ASSIGNMENT A -> Retype the passage on client authentication from "WebSphere Application Server Version 7.0" up to and including "registry is required.".
ASSIGNMENT B -> According to the passage on client authentication, what type of user registry is required when the server allows a JMS client application to use SSL client authentication?
───── QUOTED PASSAGE
Client authentication on a service integration bus
When a client application attempts to connect to a messaging engine on a secure service integration bus, the client application provides credentials to the server that are checked against the user registry.
Client authentication is one security mechanism for protecting the bus from unauthorized access, alongside authorization, and transport encryption. Client authentication is effective only when administrative security is enabled on WebSphere® Application Server, and messaging security is enabled on the bus.
- User ID and password
- X509 certificate
WebSphere Application Server Version 6 supports different types of user registry, including federated repositories.
WebSphere Application Server Version 7.0 or later can use the user registry from the administrative domain, or the bus or cell domains.
The bus security administrator checks that the credentials for the connecting client are valid in the user registry for the cell hosting the bus. If the server is enabled to allow a JMS client application to use Secure Sockets Layer (SSL) client authentication, a stand-alone Lightweight Directory Access Protocol (LDAP) user registry is required.
When application code in an EJB or web container invokes the JMS client, and accesses it as a J2EE Connector Architecture (JCA) resource, authentication is determined by whether the application code has been configured to allow container-managed or application-managed sign-on to resources. For further details, see Java EE connector security.
If an application fails to authenticate, a JMSSecurityException is thrown.
──────────
───── RECORDED INFORMATION
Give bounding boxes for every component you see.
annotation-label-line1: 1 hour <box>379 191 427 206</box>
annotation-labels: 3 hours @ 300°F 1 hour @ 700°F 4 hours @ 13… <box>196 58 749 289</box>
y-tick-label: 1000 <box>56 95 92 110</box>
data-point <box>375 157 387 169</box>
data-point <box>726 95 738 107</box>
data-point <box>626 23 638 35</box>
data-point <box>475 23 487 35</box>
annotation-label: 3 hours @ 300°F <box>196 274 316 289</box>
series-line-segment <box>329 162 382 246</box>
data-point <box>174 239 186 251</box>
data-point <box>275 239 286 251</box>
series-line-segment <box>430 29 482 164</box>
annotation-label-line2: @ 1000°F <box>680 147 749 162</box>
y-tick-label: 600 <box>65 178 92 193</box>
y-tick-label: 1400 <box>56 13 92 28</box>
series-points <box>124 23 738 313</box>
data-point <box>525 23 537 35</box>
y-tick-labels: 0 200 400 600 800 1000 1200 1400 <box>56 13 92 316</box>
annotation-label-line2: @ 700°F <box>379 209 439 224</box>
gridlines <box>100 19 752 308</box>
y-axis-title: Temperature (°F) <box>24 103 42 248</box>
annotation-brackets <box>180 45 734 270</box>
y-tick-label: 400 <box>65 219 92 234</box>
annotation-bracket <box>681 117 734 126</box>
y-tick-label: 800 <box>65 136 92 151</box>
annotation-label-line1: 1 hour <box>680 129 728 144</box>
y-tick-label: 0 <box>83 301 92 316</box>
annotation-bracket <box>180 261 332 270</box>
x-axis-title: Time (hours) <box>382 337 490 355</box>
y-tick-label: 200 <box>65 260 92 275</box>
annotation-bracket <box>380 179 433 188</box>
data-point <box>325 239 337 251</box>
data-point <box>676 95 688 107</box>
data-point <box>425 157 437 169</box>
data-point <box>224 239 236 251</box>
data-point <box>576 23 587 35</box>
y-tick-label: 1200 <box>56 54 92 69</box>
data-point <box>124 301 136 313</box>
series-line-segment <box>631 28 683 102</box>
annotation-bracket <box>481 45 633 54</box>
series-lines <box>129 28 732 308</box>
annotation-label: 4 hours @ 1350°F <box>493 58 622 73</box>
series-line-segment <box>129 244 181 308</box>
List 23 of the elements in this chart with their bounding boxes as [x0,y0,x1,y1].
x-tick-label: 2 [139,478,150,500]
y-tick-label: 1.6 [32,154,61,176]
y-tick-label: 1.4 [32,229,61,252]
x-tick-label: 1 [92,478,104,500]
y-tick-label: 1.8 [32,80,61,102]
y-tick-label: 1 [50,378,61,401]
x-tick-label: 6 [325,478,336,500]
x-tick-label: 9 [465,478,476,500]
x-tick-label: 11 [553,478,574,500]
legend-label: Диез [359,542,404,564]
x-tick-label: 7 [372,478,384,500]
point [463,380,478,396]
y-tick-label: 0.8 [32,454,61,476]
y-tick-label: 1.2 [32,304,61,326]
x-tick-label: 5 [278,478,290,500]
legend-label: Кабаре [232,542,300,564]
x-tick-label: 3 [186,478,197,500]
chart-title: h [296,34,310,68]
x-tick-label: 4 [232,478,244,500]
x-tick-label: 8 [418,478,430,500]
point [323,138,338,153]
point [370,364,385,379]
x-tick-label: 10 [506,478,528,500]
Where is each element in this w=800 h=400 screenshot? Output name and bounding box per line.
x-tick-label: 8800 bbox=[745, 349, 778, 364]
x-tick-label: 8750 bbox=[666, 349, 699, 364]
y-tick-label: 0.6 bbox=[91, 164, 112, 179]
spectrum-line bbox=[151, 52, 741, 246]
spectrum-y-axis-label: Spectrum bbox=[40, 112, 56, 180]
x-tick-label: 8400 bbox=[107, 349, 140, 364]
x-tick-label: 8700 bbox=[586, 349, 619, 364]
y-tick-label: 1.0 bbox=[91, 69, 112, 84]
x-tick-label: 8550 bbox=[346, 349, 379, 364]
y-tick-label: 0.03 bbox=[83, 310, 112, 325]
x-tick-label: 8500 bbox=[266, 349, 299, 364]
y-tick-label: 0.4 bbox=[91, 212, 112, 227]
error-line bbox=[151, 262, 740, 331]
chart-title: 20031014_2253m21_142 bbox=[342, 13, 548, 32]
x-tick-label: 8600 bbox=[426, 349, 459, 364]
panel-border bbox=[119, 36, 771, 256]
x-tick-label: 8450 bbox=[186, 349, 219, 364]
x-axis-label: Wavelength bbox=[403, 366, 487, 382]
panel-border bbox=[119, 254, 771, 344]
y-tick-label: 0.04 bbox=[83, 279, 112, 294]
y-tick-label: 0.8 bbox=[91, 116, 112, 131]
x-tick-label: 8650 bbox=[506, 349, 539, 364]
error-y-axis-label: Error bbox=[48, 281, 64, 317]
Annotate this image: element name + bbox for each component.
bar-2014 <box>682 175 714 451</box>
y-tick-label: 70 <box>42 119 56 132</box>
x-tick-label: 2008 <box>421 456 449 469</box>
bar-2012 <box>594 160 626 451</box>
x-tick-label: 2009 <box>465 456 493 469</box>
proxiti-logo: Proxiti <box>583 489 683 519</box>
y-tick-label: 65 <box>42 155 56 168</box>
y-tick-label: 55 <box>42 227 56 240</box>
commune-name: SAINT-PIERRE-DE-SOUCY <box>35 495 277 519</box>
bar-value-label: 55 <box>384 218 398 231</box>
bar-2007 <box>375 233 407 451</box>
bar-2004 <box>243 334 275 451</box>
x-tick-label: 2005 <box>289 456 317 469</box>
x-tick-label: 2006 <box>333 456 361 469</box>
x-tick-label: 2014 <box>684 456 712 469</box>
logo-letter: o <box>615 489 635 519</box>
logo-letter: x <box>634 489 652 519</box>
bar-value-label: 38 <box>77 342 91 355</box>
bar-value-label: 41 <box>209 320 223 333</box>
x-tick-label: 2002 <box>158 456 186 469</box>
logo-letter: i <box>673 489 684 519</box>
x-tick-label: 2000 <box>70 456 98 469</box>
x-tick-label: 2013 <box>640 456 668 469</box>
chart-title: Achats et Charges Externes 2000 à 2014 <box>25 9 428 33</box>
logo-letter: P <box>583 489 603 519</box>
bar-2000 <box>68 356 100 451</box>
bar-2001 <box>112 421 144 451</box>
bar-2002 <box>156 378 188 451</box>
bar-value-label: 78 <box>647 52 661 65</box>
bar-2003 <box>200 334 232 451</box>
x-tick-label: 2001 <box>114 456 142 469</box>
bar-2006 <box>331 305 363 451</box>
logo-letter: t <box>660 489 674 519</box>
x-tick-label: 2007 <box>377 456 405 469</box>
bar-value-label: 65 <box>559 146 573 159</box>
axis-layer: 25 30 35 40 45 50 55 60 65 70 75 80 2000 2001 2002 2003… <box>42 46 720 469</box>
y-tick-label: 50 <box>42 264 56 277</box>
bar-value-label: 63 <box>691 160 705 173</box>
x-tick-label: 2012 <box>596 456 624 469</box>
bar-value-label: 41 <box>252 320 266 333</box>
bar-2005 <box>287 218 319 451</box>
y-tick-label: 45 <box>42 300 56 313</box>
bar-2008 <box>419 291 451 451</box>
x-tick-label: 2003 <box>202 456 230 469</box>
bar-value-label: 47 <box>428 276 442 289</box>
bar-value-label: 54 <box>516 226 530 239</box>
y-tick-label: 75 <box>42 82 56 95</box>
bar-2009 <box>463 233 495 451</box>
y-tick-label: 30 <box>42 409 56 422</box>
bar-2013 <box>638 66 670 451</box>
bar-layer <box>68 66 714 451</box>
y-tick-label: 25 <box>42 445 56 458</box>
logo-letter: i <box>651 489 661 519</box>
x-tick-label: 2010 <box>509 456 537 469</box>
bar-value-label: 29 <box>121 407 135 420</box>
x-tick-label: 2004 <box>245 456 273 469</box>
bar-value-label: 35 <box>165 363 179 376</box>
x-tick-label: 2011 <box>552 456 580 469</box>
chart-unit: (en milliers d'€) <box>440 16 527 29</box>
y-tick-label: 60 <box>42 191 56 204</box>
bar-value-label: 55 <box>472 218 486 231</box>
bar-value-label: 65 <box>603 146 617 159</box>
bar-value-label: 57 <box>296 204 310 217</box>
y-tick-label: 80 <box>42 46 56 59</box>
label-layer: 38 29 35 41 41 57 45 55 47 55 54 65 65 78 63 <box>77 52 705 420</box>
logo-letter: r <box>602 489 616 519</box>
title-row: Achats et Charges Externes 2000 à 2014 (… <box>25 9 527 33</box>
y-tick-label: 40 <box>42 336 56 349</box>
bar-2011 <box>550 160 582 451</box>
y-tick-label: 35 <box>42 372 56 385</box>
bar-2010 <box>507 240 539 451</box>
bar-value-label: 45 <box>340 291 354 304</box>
──────────
RESPONSE AREA A ->
WebSphere Application Server Version 7.0 or later can use the user registry from the administrative domain, or the bus or cell domains.
The bus security administrator checks that the credentials for the connecting client are valid in the user registry for the cell hosting the bus. If the server is enabled to allow a JMS client application to use Secure Sockets Layer (SSL) client authentication, a stand-alone Lightweight Directory Access Protocol (LDAP) user registry is required.

RESPONSE AREA B -> A stand-alone Lightweight Directory Access Protocol (LDAP) user registry.